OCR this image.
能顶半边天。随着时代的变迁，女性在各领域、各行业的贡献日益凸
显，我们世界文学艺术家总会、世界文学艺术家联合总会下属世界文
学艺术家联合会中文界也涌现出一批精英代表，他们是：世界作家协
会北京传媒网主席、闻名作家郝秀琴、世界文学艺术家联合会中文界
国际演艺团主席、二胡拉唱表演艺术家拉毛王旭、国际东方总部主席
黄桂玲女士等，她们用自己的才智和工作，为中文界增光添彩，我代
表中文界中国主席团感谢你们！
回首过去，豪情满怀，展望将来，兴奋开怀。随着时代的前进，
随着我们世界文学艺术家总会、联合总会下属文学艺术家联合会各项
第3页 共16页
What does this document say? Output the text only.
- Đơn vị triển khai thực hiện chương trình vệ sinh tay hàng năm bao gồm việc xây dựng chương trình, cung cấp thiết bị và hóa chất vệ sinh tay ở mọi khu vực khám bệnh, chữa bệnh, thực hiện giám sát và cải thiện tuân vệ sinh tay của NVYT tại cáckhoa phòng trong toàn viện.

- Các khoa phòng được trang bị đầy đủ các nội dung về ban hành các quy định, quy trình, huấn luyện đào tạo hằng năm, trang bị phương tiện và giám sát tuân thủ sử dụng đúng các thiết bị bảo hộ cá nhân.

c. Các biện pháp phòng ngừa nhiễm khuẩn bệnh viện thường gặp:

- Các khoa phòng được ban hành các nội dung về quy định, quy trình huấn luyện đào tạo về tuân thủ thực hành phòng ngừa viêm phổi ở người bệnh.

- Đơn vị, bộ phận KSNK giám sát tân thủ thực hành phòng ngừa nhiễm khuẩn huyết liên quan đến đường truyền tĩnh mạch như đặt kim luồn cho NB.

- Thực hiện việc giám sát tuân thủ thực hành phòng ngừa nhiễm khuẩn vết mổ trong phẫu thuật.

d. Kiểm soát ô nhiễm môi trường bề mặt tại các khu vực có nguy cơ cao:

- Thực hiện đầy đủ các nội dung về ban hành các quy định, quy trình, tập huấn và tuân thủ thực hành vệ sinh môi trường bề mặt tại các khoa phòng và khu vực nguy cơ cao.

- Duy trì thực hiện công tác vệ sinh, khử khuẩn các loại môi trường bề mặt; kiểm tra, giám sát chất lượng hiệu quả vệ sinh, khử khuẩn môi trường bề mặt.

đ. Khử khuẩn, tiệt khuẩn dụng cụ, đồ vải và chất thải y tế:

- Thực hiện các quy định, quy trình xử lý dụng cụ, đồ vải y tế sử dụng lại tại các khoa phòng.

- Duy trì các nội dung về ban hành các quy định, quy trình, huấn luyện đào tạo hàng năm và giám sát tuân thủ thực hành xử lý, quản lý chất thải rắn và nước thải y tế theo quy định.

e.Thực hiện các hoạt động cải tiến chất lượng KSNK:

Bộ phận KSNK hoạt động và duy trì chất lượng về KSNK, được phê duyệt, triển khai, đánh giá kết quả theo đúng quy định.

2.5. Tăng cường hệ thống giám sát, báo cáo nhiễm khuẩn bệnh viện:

- - - - - - -

▸ EXERCISE PROMPT
All of the entries need to be reproduced exactly; please write them out.

▸ SOLUTION
OCR this image.
能顶半边天。随着时代的变迁，女性在各领域、各行业的贡献日益凸
显，我们世界文学艺术家总会、世界文学艺术家联合总会下属世界文
学艺术家联合会中文界也涌现出一批精英代表，他们是：世界作家协
会北京传媒网主席、闻名作家郝秀琴、世界文学艺术家联合会中文界
国际演艺团主席、二胡拉唱表演艺术家拉毛王旭、国际东方总部主席
黄桂玲女士等，她们用自己的才智和工作，为中文界增光添彩，我代
表中文界中国主席团感谢你们！
回首过去，豪情满怀，展望将来，兴奋开怀。随着时代的前进，
随着我们世界文学艺术家总会、联合总会下属文学艺术家联合会各项
第3页 共16页
What does this document say? Output the text only.
- Đơn vị triển khai thực hiện chương trình vệ sinh tay hàng năm bao gồm việc xây dựng chương trình, cung cấp thiết bị và hóa chất vệ sinh tay ở mọi khu vực khám bệnh, chữa bệnh, thực hiện giám sát và cải thiện tuân vệ sinh tay của NVYT tại cáckhoa phòng trong toàn viện.

- Các khoa phòng được trang bị đầy đủ các nội dung về ban hành các quy định, quy trình, huấn luyện đào tạo hằng năm, trang bị phương tiện và giám sát tuân thủ sử dụng đúng các thiết bị bảo hộ cá nhân.

c. Các biện pháp phòng ngừa nhiễm khuẩn bệnh viện thường gặp:

- Các khoa phòng được ban hành các nội dung về quy định, quy trình huấn luyện đào tạo về tuân thủ thực hành phòng ngừa viêm phổi ở người bệnh.

- Đơn vị, bộ phận KSNK giám sát tân thủ thực hành phòng ngừa nhiễm khuẩn huyết liên quan đến đường truyền tĩnh mạch như đặt kim luồn cho NB.

- Thực hiện việc giám sát tuân thủ thực hành phòng ngừa nhiễm khuẩn vết mổ trong phẫu thuật.

d. Kiểm soát ô nhiễm môi trường bề mặt tại các khu vực có nguy cơ cao:

- Thực hiện đầy đủ các nội dung về ban hành các quy định, quy trình, tập huấn và tuân thủ thực hành vệ sinh môi trường bề mặt tại các khoa phòng và khu vực nguy cơ cao.

- Duy trì thực hiện công tác vệ sinh, khử khuẩn các loại môi trường bề mặt; kiểm tra, giám sát chất lượng hiệu quả vệ sinh, khử khuẩn môi trường bề mặt.

đ. Khử khuẩn, tiệt khuẩn dụng cụ, đồ vải và chất thải y tế:

- Thực hiện các quy định, quy trình xử lý dụng cụ, đồ vải y tế sử dụng lại tại các khoa phòng.

- Duy trì các nội dung về ban hành các quy định, quy trình, huấn luyện đào tạo hàng năm và giám sát tuân thủ thực hành xử lý, quản lý chất thải rắn và nước thải y tế theo quy định.

e.Thực hiện các hoạt động cải tiến chất lượng KSNK:

Bộ phận KSNK hoạt động và duy trì chất lượng về KSNK, được phê duyệt, triển khai, đánh giá kết quả theo đúng quy định.

2.5. Tăng cường hệ thống giám sát, báo cáo nhiễm khuẩn bệnh viện:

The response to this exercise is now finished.